Directions for this task –
Without the pictures, return all of the material exactly as written.

Records from a collection
• • •
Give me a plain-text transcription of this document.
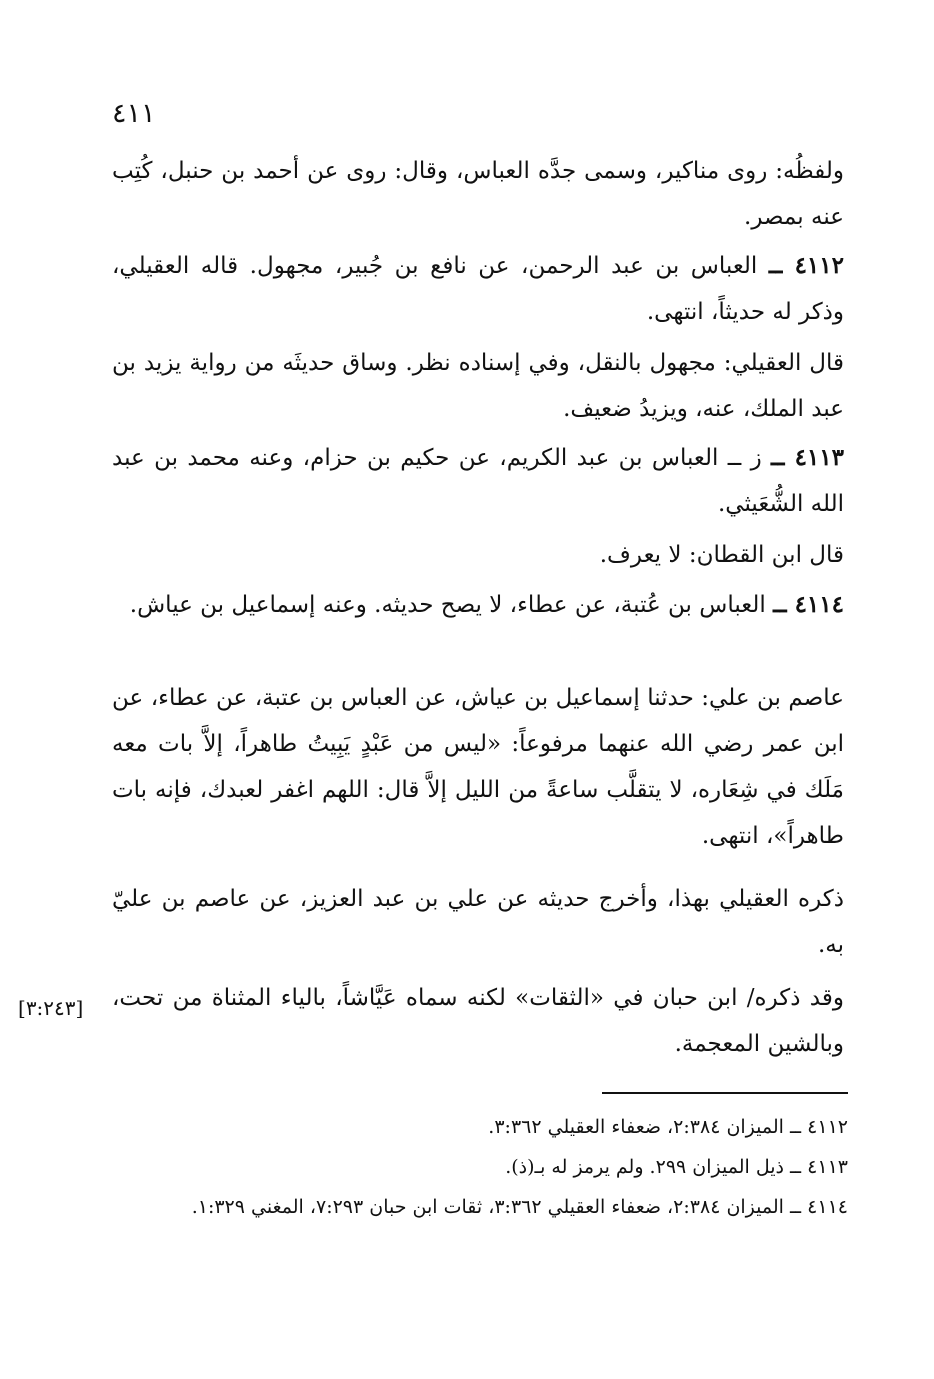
٤١١

ولفظُه: روى مناكير، وسمى جدَّه العباس، وقال: روى عن أحمد بن حنبل، كُتِب عنه بمصر.

٤١١٢ ــ العباس بن عبد الرحمن، عن نافع بن جُبير، مجهول. قاله العقيلي، وذكر له حديثاً، انتهى.

قال العقيلي: مجهول بالنقل، وفي إسناده نظر. وساق حديثَه من رواية يزيد بن عبد الملك، عنه، ويزيدُ ضعيف.

٤١١٣ ــ ز ــ العباس بن عبد الكريم، عن حكيم بن حزام، وعنه محمد بن عبد الله الشُّعَيثي.

قال ابن القطان: لا يعرف.

٤١١٤ ــ العباس بن عُتبة، عن عطاء، لا يصح حديثه. وعنه إسماعيل بن عياش.

عاصم بن علي: حدثنا إسماعيل بن عياش، عن العباس بن عتبة، عن عطاء، عن ابن عمر رضي الله عنهما مرفوعاً: «ليس من عَبْدٍ يَبِيتُ طاهراً، إلاَّ بات معه مَلَك في شِعَاره، لا يتقلَّب ساعةً من الليل إلاَّ قال: اللهم اغفر لعبدك، فإنه بات طاهراً»، انتهى.

ذكره العقيلي بهذا، وأخرج حديثه عن علي بن عبد العزيز، عن عاصم بن عليّ به.

وقد ذكره/ ابن حبان في «الثقات» لكنه سماه عَيَّاشاً، بالياء المثناة من تحت، وبالشين المعجمة.

[٣:٢٤٣]
٤١١٢ ــ الميزان ٢:٣٨٤، ضعفاء العقيلي ٣:٣٦٢.
٤١١٣ ــ ذيل الميزان ٢٩٩. ولم يرمز له بـ(ذ).
٤١١٤ ــ الميزان ٢:٣٨٤، ضعفاء العقيلي ٣:٣٦٢، ثقات ابن حبان ٧:٢٩٣، المغني ١:٣٢٩.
• • •
The reply –
Give me a plain-text transcription of this document.
٤١١

ولفظُه: روى مناكير، وسمى جدَّه العباس، وقال: روى عن أحمد بن حنبل، كُتِب عنه بمصر.

٤١١٢ ــ العباس بن عبد الرحمن، عن نافع بن جُبير، مجهول. قاله العقيلي، وذكر له حديثاً، انتهى.

قال العقيلي: مجهول بالنقل، وفي إسناده نظر. وساق حديثَه من رواية يزيد بن عبد الملك، عنه، ويزيدُ ضعيف.

٤١١٣ ــ ز ــ العباس بن عبد الكريم، عن حكيم بن حزام، وعنه محمد بن عبد الله الشُّعَيثي.

قال ابن القطان: لا يعرف.

٤١١٤ ــ العباس بن عُتبة، عن عطاء، لا يصح حديثه. وعنه إسماعيل بن عياش.

عاصم بن علي: حدثنا إسماعيل بن عياش، عن العباس بن عتبة، عن عطاء، عن ابن عمر رضي الله عنهما مرفوعاً: «ليس من عَبْدٍ يَبِيتُ طاهراً، إلاَّ بات معه مَلَك في شِعَاره، لا يتقلَّب ساعةً من الليل إلاَّ قال: اللهم اغفر لعبدك، فإنه بات طاهراً»، انتهى.

ذكره العقيلي بهذا، وأخرج حديثه عن علي بن عبد العزيز، عن عاصم بن عليّ به.

وقد ذكره/ ابن حبان في «الثقات» لكنه سماه عَيَّاشاً، بالياء المثناة من تحت، وبالشين المعجمة.

[٣:٢٤٣]
٤١١٢ ــ الميزان ٢:٣٨٤، ضعفاء العقيلي ٣:٣٦٢.
٤١١٣ ــ ذيل الميزان ٢٩٩. ولم يرمز له بـ(ذ).
٤١١٤ ــ الميزان ٢:٣٨٤، ضعفاء العقيلي ٣:٣٦٢، ثقات ابن حبان ٧:٢٩٣، المغني ١:٣٢٩.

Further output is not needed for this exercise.